------ Input material

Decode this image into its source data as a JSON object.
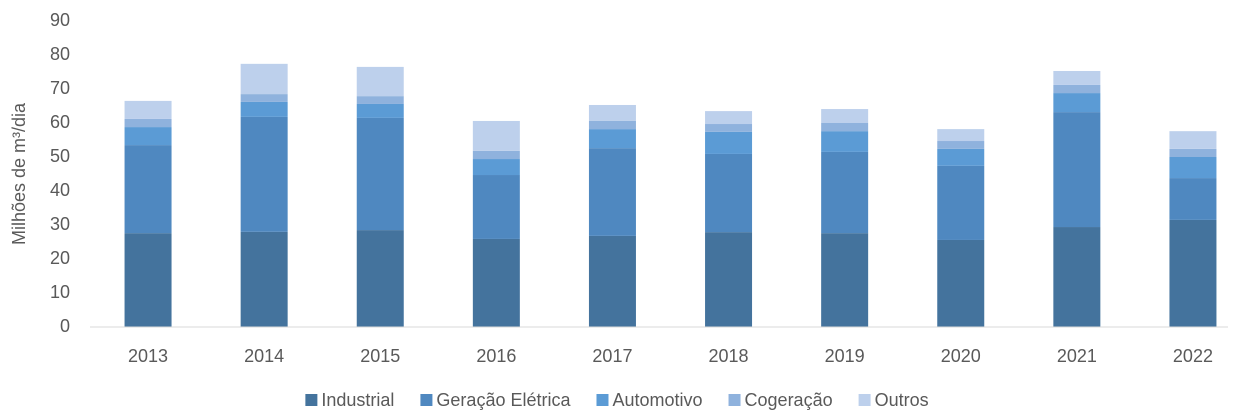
{
  "chart_data": {
    "type": "bar",
    "stacked": true,
    "y_label": "Milhões de m³/dia",
    "categories": [
      "2013",
      "2014",
      "2015",
      "2016",
      "2017",
      "2018",
      "2019",
      "2020",
      "2021",
      "2022"
    ],
    "series": [
      {
        "name": "Industrial",
        "color": "#44739d",
        "values": [
          27.6,
          28,
          28.5,
          25.9,
          26.8,
          27.9,
          27.6,
          25.6,
          29.4,
          31.5
        ]
      },
      {
        "name": "Geração Elétrica",
        "color": "#4f88c0",
        "values": [
          25.9,
          33.8,
          33,
          18.8,
          25.8,
          23,
          23.9,
          21.8,
          33.8,
          12.3
        ]
      },
      {
        "name": "Automotivo",
        "color": "#5b9bd5",
        "values": [
          5.3,
          4.4,
          4.1,
          4.7,
          5.6,
          6.5,
          6.1,
          5,
          5.6,
          6.2
        ]
      },
      {
        "name": "Cogeração",
        "color": "#8fb2dd",
        "values": [
          2.4,
          2.3,
          2.3,
          2.4,
          2.4,
          2.3,
          2.4,
          2.3,
          2.4,
          2.4
        ]
      },
      {
        "name": "Outros",
        "color": "#bdd0ec",
        "values": [
          5.3,
          8.9,
          8.6,
          8.8,
          4.7,
          3.8,
          4.1,
          3.5,
          4.1,
          5.2
        ]
      }
    ],
    "ylim": [
      0,
      90
    ],
    "yticks": [
      0,
      10,
      20,
      30,
      40,
      50,
      60,
      70,
      80,
      90
    ],
    "grid": false,
    "legend": "bottom"
  }
}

------------

### Work to complete
Pull out every line in the data above that has the word "name".

### Correct response
        "name": "Industrial",
        "name": "Geração Elétrica",
        "name": "Automotivo",
        "name": "Cogeração",
        "name": "Outros",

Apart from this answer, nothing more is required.